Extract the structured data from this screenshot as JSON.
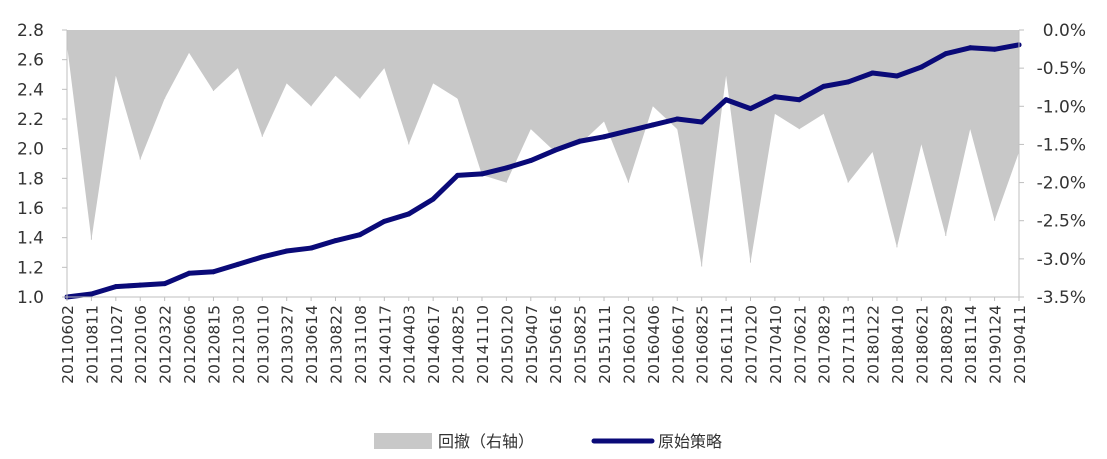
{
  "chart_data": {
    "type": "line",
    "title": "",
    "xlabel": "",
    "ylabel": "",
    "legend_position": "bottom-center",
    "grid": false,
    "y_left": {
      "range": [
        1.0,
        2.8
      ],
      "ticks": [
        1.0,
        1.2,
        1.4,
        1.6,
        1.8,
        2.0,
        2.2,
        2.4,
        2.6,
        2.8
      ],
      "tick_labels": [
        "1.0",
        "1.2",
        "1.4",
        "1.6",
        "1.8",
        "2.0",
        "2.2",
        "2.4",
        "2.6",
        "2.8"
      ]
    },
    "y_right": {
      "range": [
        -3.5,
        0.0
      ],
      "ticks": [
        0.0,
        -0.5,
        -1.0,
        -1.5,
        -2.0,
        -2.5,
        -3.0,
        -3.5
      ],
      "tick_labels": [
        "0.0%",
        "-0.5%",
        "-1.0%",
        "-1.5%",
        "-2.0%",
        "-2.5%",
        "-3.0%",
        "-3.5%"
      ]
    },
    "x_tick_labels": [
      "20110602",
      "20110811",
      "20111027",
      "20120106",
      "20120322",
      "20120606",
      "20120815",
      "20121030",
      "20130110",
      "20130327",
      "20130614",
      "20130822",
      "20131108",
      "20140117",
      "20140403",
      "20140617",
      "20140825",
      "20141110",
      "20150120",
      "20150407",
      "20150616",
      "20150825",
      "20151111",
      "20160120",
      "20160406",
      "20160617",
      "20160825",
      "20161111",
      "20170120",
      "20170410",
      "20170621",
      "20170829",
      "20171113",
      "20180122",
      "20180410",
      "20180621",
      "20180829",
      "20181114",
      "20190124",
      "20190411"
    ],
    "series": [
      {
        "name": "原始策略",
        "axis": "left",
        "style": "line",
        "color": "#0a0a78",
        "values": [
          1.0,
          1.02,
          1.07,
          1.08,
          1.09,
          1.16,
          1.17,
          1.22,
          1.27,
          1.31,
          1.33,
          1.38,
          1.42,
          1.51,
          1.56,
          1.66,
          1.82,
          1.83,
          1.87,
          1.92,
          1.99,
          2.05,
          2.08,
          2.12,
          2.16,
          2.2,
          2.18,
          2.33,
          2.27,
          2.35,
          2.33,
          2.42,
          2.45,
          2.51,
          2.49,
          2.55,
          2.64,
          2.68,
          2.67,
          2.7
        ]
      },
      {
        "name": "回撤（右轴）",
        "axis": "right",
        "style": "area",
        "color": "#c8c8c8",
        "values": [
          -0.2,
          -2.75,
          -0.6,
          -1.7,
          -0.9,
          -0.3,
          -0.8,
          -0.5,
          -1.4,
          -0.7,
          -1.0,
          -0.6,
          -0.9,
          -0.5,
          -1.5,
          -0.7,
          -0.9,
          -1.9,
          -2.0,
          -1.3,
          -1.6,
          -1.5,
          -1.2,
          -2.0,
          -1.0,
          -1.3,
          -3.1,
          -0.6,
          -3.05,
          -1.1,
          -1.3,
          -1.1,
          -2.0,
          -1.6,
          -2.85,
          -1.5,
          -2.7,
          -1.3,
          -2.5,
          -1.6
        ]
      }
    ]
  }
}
══════════════════════════════
# TASK:
Pictures don't belong in the copy. Transcribe every record exactly as it appears.

# OUTPUT:
Extract the structured data from this screenshot as JSON.
{
  "chart_data": {
    "type": "line",
    "title": "",
    "xlabel": "",
    "ylabel": "",
    "legend_position": "bottom-center",
    "grid": false,
    "y_left": {
      "range": [
        1.0,
        2.8
      ],
      "ticks": [
        1.0,
        1.2,
        1.4,
        1.6,
        1.8,
        2.0,
        2.2,
        2.4,
        2.6,
        2.8
      ],
      "tick_labels": [
        "1.0",
        "1.2",
        "1.4",
        "1.6",
        "1.8",
        "2.0",
        "2.2",
        "2.4",
        "2.6",
        "2.8"
      ]
    },
    "y_right": {
      "range": [
        -3.5,
        0.0
      ],
      "ticks": [
        0.0,
        -0.5,
        -1.0,
        -1.5,
        -2.0,
        -2.5,
        -3.0,
        -3.5
      ],
      "tick_labels": [
        "0.0%",
        "-0.5%",
        "-1.0%",
        "-1.5%",
        "-2.0%",
        "-2.5%",
        "-3.0%",
        "-3.5%"
      ]
    },
    "x_tick_labels": [
      "20110602",
      "20110811",
      "20111027",
      "20120106",
      "20120322",
      "20120606",
      "20120815",
      "20121030",
      "20130110",
      "20130327",
      "20130614",
      "20130822",
      "20131108",
      "20140117",
      "20140403",
      "20140617",
      "20140825",
      "20141110",
      "20150120",
      "20150407",
      "20150616",
      "20150825",
      "20151111",
      "20160120",
      "20160406",
      "20160617",
      "20160825",
      "20161111",
      "20170120",
      "20170410",
      "20170621",
      "20170829",
      "20171113",
      "20180122",
      "20180410",
      "20180621",
      "20180829",
      "20181114",
      "20190124",
      "20190411"
    ],
    "series": [
      {
        "name": "原始策略",
        "axis": "left",
        "style": "line",
        "color": "#0a0a78",
        "values": [
          1.0,
          1.02,
          1.07,
          1.08,
          1.09,
          1.16,
          1.17,
          1.22,
          1.27,
          1.31,
          1.33,
          1.38,
          1.42,
          1.51,
          1.56,
          1.66,
          1.82,
          1.83,
          1.87,
          1.92,
          1.99,
          2.05,
          2.08,
          2.12,
          2.16,
          2.2,
          2.18,
          2.33,
          2.27,
          2.35,
          2.33,
          2.42,
          2.45,
          2.51,
          2.49,
          2.55,
          2.64,
          2.68,
          2.67,
          2.7
        ]
      },
      {
        "name": "回撤（右轴）",
        "axis": "right",
        "style": "area",
        "color": "#c8c8c8",
        "values": [
          -0.2,
          -2.75,
          -0.6,
          -1.7,
          -0.9,
          -0.3,
          -0.8,
          -0.5,
          -1.4,
          -0.7,
          -1.0,
          -0.6,
          -0.9,
          -0.5,
          -1.5,
          -0.7,
          -0.9,
          -1.9,
          -2.0,
          -1.3,
          -1.6,
          -1.5,
          -1.2,
          -2.0,
          -1.0,
          -1.3,
          -3.1,
          -0.6,
          -3.05,
          -1.1,
          -1.3,
          -1.1,
          -2.0,
          -1.6,
          -2.85,
          -1.5,
          -2.7,
          -1.3,
          -2.5,
          -1.6
        ]
      }
    ]
  }
}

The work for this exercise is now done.